INSTRUCTION »
Transcribe the records below exactly.
* begin *
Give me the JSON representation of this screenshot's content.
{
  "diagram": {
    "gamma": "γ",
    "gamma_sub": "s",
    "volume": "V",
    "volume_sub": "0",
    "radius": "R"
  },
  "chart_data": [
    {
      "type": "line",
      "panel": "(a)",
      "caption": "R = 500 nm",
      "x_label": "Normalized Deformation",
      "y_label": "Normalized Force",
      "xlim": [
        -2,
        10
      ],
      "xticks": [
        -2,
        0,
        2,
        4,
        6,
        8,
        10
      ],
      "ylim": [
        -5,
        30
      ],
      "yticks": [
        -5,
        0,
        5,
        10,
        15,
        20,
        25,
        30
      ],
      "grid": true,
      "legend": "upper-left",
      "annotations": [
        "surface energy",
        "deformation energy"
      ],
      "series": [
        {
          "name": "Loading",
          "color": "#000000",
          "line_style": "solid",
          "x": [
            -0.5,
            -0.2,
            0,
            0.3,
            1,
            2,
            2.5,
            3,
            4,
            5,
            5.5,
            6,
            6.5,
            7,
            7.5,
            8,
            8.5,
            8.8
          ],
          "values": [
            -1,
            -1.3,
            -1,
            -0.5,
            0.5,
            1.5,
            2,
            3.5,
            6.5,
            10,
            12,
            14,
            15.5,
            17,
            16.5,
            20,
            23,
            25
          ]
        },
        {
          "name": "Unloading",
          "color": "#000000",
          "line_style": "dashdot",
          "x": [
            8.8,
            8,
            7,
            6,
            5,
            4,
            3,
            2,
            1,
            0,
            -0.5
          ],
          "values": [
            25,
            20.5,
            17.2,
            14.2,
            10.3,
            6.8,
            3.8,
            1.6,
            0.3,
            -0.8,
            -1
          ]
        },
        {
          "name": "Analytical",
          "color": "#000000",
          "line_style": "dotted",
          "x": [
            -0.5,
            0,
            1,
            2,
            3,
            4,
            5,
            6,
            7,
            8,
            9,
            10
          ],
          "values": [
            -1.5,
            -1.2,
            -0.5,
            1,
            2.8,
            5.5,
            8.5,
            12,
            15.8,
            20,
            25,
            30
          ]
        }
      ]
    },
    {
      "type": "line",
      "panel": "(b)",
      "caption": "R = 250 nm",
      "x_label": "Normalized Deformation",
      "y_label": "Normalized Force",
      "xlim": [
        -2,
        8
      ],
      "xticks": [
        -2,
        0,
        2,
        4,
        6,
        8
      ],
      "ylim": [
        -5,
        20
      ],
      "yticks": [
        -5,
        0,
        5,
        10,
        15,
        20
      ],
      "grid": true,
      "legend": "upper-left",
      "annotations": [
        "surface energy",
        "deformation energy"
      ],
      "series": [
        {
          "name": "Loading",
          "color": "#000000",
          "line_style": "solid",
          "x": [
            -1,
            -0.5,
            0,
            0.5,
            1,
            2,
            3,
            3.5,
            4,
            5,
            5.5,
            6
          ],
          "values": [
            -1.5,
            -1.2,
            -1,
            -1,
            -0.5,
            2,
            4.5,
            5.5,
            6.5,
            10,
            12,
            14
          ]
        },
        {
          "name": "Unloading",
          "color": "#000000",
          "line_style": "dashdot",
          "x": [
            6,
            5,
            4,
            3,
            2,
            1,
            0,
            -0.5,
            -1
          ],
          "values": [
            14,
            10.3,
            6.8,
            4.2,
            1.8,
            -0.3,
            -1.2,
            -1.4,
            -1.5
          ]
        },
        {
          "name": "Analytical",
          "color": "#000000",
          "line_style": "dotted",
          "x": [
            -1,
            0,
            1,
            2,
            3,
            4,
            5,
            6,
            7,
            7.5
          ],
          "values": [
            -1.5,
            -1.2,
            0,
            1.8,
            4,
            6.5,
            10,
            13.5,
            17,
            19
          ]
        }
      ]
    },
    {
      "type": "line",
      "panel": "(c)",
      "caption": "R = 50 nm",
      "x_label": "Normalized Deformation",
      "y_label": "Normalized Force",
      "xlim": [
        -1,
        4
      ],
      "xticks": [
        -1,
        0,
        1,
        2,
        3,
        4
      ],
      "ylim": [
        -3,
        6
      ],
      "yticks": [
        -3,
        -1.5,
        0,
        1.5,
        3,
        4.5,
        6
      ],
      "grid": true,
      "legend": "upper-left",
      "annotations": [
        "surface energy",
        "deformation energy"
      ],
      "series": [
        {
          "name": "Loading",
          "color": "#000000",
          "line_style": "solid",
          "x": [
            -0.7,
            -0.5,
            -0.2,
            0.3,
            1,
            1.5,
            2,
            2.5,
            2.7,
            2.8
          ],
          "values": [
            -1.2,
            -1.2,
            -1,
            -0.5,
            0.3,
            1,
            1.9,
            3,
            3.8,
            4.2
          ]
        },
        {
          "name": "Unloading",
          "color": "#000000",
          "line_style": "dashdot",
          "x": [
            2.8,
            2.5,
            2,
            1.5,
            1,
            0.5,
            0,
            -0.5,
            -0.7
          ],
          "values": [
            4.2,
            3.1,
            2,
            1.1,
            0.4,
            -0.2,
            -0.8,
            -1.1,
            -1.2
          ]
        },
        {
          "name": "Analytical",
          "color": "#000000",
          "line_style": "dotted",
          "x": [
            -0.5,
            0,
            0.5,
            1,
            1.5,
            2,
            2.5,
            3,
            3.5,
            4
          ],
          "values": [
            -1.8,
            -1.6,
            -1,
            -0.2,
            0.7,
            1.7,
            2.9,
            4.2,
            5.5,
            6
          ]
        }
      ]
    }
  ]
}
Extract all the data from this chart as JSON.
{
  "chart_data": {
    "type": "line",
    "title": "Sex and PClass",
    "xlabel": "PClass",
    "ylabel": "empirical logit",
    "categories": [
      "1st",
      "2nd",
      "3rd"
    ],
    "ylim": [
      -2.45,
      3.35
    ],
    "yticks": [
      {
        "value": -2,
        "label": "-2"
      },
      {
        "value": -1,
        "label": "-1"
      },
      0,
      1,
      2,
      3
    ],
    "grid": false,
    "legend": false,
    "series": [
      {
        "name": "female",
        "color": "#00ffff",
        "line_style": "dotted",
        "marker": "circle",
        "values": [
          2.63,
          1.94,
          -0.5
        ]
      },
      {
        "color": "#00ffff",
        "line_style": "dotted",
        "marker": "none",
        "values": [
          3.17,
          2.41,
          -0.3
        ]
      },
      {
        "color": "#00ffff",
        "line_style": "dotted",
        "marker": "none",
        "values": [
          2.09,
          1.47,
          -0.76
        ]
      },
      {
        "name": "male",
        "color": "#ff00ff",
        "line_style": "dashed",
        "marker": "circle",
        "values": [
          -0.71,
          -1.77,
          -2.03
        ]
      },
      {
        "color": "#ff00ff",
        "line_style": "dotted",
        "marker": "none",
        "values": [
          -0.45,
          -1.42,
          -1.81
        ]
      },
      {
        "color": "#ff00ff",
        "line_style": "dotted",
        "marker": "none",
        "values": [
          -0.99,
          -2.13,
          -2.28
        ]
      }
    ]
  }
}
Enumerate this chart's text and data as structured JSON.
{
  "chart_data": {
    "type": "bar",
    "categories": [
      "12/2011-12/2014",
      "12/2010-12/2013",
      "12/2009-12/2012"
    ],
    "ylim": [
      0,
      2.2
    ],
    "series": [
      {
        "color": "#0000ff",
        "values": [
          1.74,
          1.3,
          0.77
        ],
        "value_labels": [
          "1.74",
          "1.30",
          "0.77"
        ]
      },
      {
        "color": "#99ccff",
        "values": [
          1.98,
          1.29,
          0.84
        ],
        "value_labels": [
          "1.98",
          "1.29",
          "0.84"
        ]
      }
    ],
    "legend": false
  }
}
* end *
ANSWER »
Give me the JSON representation of this screenshot's content.
{
  "diagram": {
    "gamma": "γ",
    "gamma_sub": "s",
    "volume": "V",
    "volume_sub": "0",
    "radius": "R"
  },
  "chart_data": [
    {
      "type": "line",
      "panel": "(a)",
      "caption": "R = 500 nm",
      "x_label": "Normalized Deformation",
      "y_label": "Normalized Force",
      "xlim": [
        -2,
        10
      ],
      "xticks": [
        -2,
        0,
        2,
        4,
        6,
        8,
        10
      ],
      "ylim": [
        -5,
        30
      ],
      "yticks": [
        -5,
        0,
        5,
        10,
        15,
        20,
        25,
        30
      ],
      "grid": true,
      "legend": "upper-left",
      "annotations": [
        "surface energy",
        "deformation energy"
      ],
      "series": [
        {
          "name": "Loading",
          "color": "#000000",
          "line_style": "solid",
          "x": [
            -0.5,
            -0.2,
            0,
            0.3,
            1,
            2,
            2.5,
            3,
            4,
            5,
            5.5,
            6,
            6.5,
            7,
            7.5,
            8,
            8.5,
            8.8
          ],
          "values": [
            -1,
            -1.3,
            -1,
            -0.5,
            0.5,
            1.5,
            2,
            3.5,
            6.5,
            10,
            12,
            14,
            15.5,
            17,
            16.5,
            20,
            23,
            25
          ]
        },
        {
          "name": "Unloading",
          "color": "#000000",
          "line_style": "dashdot",
          "x": [
            8.8,
            8,
            7,
            6,
            5,
            4,
            3,
            2,
            1,
            0,
            -0.5
          ],
          "values": [
            25,
            20.5,
            17.2,
            14.2,
            10.3,
            6.8,
            3.8,
            1.6,
            0.3,
            -0.8,
            -1
          ]
        },
        {
          "name": "Analytical",
          "color": "#000000",
          "line_style": "dotted",
          "x": [
            -0.5,
            0,
            1,
            2,
            3,
            4,
            5,
            6,
            7,
            8,
            9,
            10
          ],
          "values": [
            -1.5,
            -1.2,
            -0.5,
            1,
            2.8,
            5.5,
            8.5,
            12,
            15.8,
            20,
            25,
            30
          ]
        }
      ]
    },
    {
      "type": "line",
      "panel": "(b)",
      "caption": "R = 250 nm",
      "x_label": "Normalized Deformation",
      "y_label": "Normalized Force",
      "xlim": [
        -2,
        8
      ],
      "xticks": [
        -2,
        0,
        2,
        4,
        6,
        8
      ],
      "ylim": [
        -5,
        20
      ],
      "yticks": [
        -5,
        0,
        5,
        10,
        15,
        20
      ],
      "grid": true,
      "legend": "upper-left",
      "annotations": [
        "surface energy",
        "deformation energy"
      ],
      "series": [
        {
          "name": "Loading",
          "color": "#000000",
          "line_style": "solid",
          "x": [
            -1,
            -0.5,
            0,
            0.5,
            1,
            2,
            3,
            3.5,
            4,
            5,
            5.5,
            6
          ],
          "values": [
            -1.5,
            -1.2,
            -1,
            -1,
            -0.5,
            2,
            4.5,
            5.5,
            6.5,
            10,
            12,
            14
          ]
        },
        {
          "name": "Unloading",
          "color": "#000000",
          "line_style": "dashdot",
          "x": [
            6,
            5,
            4,
            3,
            2,
            1,
            0,
            -0.5,
            -1
          ],
          "values": [
            14,
            10.3,
            6.8,
            4.2,
            1.8,
            -0.3,
            -1.2,
            -1.4,
            -1.5
          ]
        },
        {
          "name": "Analytical",
          "color": "#000000",
          "line_style": "dotted",
          "x": [
            -1,
            0,
            1,
            2,
            3,
            4,
            5,
            6,
            7,
            7.5
          ],
          "values": [
            -1.5,
            -1.2,
            0,
            1.8,
            4,
            6.5,
            10,
            13.5,
            17,
            19
          ]
        }
      ]
    },
    {
      "type": "line",
      "panel": "(c)",
      "caption": "R = 50 nm",
      "x_label": "Normalized Deformation",
      "y_label": "Normalized Force",
      "xlim": [
        -1,
        4
      ],
      "xticks": [
        -1,
        0,
        1,
        2,
        3,
        4
      ],
      "ylim": [
        -3,
        6
      ],
      "yticks": [
        -3,
        -1.5,
        0,
        1.5,
        3,
        4.5,
        6
      ],
      "grid": true,
      "legend": "upper-left",
      "annotations": [
        "surface energy",
        "deformation energy"
      ],
      "series": [
        {
          "name": "Loading",
          "color": "#000000",
          "line_style": "solid",
          "x": [
            -0.7,
            -0.5,
            -0.2,
            0.3,
            1,
            1.5,
            2,
            2.5,
            2.7,
            2.8
          ],
          "values": [
            -1.2,
            -1.2,
            -1,
            -0.5,
            0.3,
            1,
            1.9,
            3,
            3.8,
            4.2
          ]
        },
        {
          "name": "Unloading",
          "color": "#000000",
          "line_style": "dashdot",
          "x": [
            2.8,
            2.5,
            2,
            1.5,
            1,
            0.5,
            0,
            -0.5,
            -0.7
          ],
          "values": [
            4.2,
            3.1,
            2,
            1.1,
            0.4,
            -0.2,
            -0.8,
            -1.1,
            -1.2
          ]
        },
        {
          "name": "Analytical",
          "color": "#000000",
          "line_style": "dotted",
          "x": [
            -0.5,
            0,
            0.5,
            1,
            1.5,
            2,
            2.5,
            3,
            3.5,
            4
          ],
          "values": [
            -1.8,
            -1.6,
            -1,
            -0.2,
            0.7,
            1.7,
            2.9,
            4.2,
            5.5,
            6
          ]
        }
      ]
    }
  ]
}
Extract all the data from this chart as JSON.
{
  "chart_data": {
    "type": "line",
    "title": "Sex and PClass",
    "xlabel": "PClass",
    "ylabel": "empirical logit",
    "categories": [
      "1st",
      "2nd",
      "3rd"
    ],
    "ylim": [
      -2.45,
      3.35
    ],
    "yticks": [
      {
        "value": -2,
        "label": "-2"
      },
      {
        "value": -1,
        "label": "-1"
      },
      0,
      1,
      2,
      3
    ],
    "grid": false,
    "legend": false,
    "series": [
      {
        "name": "female",
        "color": "#00ffff",
        "line_style": "dotted",
        "marker": "circle",
        "values": [
          2.63,
          1.94,
          -0.5
        ]
      },
      {
        "color": "#00ffff",
        "line_style": "dotted",
        "marker": "none",
        "values": [
          3.17,
          2.41,
          -0.3
        ]
      },
      {
        "color": "#00ffff",
        "line_style": "dotted",
        "marker": "none",
        "values": [
          2.09,
          1.47,
          -0.76
        ]
      },
      {
        "name": "male",
        "color": "#ff00ff",
        "line_style": "dashed",
        "marker": "circle",
        "values": [
          -0.71,
          -1.77,
          -2.03
        ]
      },
      {
        "color": "#ff00ff",
        "line_style": "dotted",
        "marker": "none",
        "values": [
          -0.45,
          -1.42,
          -1.81
        ]
      },
      {
        "color": "#ff00ff",
        "line_style": "dotted",
        "marker": "none",
        "values": [
          -0.99,
          -2.13,
          -2.28
        ]
      }
    ]
  }
}
Enumerate this chart's text and data as structured JSON.
{
  "chart_data": {
    "type": "bar",
    "categories": [
      "12/2011-12/2014",
      "12/2010-12/2013",
      "12/2009-12/2012"
    ],
    "ylim": [
      0,
      2.2
    ],
    "series": [
      {
        "color": "#0000ff",
        "values": [
          1.74,
          1.3,
          0.77
        ],
        "value_labels": [
          "1.74",
          "1.30",
          "0.77"
        ]
      },
      {
        "color": "#99ccff",
        "values": [
          1.98,
          1.29,
          0.84
        ],
        "value_labels": [
          "1.98",
          "1.29",
          "0.84"
        ]
      }
    ],
    "legend": false
  }
}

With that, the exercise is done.